# [Work to complete]
Reproduce each line bearing the word "число".

# [Data section]

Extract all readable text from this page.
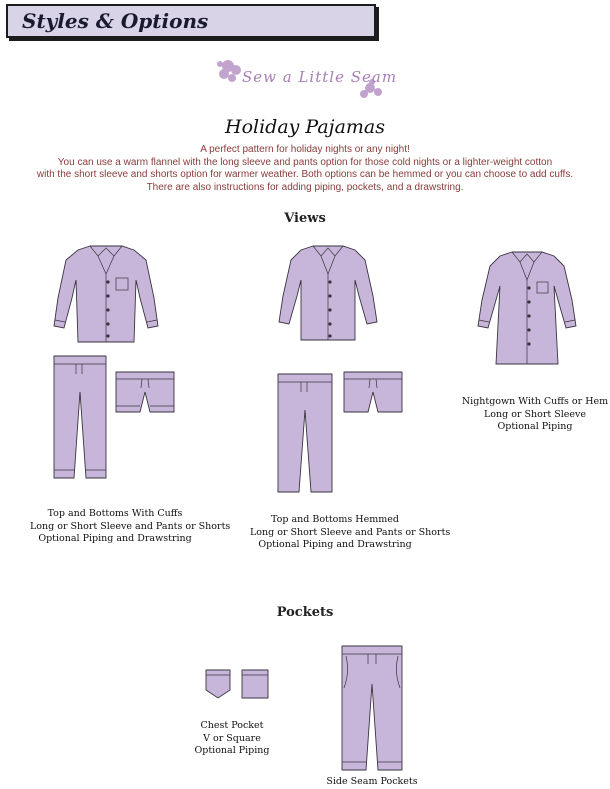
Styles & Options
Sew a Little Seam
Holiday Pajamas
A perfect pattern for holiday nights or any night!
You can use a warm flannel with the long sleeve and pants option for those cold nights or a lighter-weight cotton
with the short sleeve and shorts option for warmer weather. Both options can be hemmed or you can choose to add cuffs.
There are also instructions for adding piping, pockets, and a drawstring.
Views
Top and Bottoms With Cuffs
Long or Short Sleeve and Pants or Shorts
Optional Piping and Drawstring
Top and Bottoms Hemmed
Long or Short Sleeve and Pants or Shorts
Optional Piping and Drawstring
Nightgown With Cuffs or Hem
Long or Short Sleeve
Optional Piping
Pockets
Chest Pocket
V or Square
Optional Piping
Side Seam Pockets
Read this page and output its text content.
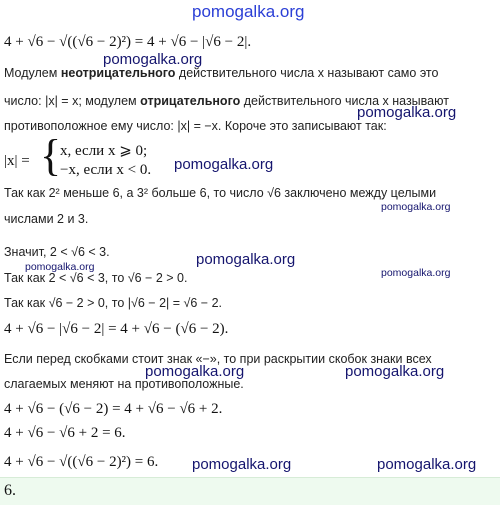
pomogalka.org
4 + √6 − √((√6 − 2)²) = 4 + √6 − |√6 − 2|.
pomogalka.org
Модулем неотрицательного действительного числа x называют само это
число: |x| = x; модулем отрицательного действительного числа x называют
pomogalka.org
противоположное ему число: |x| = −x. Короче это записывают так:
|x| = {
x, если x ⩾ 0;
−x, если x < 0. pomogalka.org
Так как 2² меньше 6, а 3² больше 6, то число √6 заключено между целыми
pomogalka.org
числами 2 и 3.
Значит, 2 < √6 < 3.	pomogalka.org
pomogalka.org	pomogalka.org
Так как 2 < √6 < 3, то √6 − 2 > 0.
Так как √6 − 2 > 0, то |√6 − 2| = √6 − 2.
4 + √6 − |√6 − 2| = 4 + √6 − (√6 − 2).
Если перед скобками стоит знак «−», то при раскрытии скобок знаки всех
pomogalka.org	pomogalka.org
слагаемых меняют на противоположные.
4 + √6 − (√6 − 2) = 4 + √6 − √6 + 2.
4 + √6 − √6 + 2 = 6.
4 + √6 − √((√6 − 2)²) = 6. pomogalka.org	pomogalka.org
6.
--
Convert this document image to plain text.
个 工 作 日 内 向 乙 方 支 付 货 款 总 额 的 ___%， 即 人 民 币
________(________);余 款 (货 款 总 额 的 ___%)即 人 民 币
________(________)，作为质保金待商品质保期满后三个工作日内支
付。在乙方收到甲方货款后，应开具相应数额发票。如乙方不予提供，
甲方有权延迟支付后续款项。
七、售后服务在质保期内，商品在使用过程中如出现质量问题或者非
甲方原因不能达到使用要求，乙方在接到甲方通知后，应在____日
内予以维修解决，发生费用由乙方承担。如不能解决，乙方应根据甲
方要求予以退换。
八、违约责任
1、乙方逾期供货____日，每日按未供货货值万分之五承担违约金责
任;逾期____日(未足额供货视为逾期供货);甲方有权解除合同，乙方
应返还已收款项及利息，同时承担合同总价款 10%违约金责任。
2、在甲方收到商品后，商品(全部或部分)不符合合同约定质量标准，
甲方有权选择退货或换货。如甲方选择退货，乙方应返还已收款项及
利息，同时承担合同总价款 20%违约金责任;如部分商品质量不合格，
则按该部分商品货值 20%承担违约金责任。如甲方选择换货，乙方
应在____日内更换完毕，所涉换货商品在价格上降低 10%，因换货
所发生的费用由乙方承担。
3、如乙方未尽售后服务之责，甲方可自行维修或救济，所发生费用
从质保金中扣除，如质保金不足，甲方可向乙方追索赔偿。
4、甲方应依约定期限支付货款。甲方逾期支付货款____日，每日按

# [Task answer]
число: |x| = x; модулем отрицательного действительного числа x называют
противоположное ему число: |x| = −x. Короче это записывают так:
Так как 2² меньше 6, а 3² больше 6, то число √6 заключено между целыми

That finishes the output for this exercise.